* What the exercise asks
List every line below containing "note".

* Dataset rows
********
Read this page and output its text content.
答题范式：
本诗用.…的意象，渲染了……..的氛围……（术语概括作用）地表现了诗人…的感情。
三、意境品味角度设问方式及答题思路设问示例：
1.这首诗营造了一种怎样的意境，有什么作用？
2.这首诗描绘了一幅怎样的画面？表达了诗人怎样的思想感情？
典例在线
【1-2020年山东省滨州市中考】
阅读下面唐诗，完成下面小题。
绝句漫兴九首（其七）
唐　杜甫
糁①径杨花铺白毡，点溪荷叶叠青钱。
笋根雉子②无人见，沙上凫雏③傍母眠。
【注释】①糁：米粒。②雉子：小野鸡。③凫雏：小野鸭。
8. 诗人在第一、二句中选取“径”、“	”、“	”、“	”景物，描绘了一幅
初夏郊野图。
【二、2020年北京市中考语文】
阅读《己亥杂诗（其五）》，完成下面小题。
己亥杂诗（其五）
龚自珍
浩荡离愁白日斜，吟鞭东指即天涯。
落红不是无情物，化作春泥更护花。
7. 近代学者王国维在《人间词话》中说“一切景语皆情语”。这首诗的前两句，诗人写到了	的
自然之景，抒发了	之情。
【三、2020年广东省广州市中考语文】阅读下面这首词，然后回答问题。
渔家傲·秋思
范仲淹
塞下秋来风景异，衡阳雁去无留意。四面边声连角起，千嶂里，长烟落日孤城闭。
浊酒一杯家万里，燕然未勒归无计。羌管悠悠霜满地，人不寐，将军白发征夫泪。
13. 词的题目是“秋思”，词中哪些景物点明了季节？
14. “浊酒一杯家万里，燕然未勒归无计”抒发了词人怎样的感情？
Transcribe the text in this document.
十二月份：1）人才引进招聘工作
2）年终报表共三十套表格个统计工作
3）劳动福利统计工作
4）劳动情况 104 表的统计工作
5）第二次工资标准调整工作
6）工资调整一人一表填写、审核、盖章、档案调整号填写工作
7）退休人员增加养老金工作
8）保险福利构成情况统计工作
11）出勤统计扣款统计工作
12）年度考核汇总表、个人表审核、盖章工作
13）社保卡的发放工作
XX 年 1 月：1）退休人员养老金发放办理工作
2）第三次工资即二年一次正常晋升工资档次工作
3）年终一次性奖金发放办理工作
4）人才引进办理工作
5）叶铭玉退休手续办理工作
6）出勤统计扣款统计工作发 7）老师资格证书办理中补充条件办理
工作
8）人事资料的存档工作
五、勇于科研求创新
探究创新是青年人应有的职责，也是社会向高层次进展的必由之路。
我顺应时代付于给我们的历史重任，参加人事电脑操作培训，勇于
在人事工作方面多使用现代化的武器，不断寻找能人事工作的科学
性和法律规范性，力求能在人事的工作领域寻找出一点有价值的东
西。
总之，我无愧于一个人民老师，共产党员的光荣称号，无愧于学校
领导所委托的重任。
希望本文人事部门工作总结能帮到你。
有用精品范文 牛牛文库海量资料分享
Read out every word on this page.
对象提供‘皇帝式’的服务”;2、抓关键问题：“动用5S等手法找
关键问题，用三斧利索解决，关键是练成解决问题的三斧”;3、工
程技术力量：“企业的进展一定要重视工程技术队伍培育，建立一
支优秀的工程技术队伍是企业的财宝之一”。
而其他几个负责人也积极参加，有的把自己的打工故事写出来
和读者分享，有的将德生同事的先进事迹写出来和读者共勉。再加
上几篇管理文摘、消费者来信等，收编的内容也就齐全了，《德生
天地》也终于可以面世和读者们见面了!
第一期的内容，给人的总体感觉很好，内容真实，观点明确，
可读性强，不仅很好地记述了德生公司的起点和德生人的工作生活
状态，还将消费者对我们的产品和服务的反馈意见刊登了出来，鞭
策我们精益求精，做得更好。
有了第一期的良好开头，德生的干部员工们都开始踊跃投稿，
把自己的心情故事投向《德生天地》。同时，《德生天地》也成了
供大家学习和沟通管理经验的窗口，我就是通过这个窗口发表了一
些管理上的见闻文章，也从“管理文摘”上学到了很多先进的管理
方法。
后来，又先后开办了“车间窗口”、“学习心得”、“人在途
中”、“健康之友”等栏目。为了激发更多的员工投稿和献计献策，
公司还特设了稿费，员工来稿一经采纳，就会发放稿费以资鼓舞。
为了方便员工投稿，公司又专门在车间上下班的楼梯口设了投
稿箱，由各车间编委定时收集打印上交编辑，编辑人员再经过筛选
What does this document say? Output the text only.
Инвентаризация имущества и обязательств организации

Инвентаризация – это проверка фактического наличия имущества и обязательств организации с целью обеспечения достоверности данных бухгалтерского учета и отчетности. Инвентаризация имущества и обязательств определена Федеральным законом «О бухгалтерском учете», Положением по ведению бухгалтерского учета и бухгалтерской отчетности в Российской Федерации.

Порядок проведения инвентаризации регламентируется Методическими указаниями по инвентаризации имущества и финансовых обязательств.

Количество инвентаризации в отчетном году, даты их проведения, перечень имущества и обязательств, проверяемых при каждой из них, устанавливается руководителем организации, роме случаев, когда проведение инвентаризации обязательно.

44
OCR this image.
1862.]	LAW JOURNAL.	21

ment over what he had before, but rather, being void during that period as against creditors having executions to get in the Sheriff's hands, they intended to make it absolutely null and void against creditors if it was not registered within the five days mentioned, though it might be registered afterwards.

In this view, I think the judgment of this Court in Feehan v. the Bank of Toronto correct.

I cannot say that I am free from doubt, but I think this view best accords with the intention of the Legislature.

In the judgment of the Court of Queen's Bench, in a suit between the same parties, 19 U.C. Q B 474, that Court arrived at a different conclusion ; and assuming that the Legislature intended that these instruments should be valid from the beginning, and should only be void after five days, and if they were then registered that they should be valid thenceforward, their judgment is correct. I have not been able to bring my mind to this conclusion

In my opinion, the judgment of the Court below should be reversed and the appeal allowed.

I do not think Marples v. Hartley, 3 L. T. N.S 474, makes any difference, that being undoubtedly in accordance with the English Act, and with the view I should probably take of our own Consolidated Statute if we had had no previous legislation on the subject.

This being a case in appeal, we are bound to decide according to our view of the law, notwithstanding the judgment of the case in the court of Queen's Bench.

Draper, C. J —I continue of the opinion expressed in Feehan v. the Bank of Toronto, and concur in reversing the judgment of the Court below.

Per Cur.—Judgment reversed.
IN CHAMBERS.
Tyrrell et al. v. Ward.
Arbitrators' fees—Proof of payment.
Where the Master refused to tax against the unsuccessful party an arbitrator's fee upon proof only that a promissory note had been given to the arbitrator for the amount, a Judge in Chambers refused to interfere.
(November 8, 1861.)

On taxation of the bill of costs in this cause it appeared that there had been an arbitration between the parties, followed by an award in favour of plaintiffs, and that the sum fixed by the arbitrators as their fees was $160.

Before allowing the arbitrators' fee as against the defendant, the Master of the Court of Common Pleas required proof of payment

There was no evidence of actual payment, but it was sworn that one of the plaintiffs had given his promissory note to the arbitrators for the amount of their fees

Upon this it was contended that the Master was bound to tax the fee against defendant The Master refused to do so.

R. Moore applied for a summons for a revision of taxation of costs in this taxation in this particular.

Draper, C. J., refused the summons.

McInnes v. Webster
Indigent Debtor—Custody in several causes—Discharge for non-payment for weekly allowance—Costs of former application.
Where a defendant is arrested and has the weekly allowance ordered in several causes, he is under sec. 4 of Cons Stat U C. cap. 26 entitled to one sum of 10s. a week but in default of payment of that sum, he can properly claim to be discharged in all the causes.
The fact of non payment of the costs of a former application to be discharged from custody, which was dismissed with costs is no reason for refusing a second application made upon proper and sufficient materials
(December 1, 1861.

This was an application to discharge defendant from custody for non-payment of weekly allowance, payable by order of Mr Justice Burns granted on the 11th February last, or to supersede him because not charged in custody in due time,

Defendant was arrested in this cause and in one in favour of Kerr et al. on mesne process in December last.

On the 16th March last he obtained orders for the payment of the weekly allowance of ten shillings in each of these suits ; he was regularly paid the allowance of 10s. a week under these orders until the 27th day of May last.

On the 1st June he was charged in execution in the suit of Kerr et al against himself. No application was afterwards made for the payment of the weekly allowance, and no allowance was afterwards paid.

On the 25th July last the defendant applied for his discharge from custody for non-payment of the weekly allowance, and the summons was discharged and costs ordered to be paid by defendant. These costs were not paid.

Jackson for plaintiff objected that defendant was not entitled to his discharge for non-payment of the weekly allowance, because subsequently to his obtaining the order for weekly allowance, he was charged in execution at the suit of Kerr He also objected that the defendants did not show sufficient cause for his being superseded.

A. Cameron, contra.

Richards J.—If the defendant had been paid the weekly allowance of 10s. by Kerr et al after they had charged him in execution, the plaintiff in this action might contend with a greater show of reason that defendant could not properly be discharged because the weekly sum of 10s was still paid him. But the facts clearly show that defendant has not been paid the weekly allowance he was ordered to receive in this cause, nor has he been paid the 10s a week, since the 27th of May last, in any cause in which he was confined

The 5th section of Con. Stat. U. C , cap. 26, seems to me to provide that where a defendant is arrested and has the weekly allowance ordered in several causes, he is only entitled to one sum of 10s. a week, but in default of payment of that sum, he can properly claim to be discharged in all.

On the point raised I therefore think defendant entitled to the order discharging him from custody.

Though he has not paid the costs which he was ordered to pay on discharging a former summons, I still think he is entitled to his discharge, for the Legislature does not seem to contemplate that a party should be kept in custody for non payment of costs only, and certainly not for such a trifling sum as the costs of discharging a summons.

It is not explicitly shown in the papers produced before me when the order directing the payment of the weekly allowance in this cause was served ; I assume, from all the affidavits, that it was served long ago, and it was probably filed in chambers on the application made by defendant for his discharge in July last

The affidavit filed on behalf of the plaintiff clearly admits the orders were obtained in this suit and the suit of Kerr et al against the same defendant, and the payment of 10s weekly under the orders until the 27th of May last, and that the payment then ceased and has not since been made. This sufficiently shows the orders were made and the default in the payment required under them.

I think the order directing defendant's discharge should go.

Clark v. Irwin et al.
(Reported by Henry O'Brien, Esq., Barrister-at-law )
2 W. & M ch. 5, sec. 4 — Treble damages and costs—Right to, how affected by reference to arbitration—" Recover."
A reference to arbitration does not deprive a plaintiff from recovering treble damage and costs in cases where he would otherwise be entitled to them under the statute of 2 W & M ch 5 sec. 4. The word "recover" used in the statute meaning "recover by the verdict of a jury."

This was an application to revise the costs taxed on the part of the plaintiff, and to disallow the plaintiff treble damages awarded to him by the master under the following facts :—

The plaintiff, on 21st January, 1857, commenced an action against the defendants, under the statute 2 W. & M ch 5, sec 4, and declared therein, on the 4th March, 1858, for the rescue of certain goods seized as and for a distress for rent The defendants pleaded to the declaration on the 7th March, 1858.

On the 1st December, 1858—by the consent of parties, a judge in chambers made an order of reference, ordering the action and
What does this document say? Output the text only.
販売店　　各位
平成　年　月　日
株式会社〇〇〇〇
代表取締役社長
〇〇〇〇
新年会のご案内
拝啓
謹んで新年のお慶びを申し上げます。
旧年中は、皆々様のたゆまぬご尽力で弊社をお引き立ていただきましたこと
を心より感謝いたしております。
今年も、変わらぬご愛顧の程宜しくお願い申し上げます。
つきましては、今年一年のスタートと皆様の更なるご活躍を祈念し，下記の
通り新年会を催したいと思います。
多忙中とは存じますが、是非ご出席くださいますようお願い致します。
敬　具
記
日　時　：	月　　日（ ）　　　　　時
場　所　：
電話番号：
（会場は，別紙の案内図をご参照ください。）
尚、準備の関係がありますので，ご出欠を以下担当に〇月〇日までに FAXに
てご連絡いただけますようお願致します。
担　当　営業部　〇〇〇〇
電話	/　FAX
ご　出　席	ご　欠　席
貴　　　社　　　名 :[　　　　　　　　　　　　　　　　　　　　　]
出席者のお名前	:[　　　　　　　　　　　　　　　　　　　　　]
********
* Right answer
Where the Master refused to tax against the unsuccessful party an arbitrator's fee upon proof only that a promissory note had been given to the arbitrator for the amount, a Judge in Chambers refused to interfere.
There was no evidence of actual payment, but it was sworn that one of the plaintiffs had given his promissory note to the arbitrators for the amount of their fees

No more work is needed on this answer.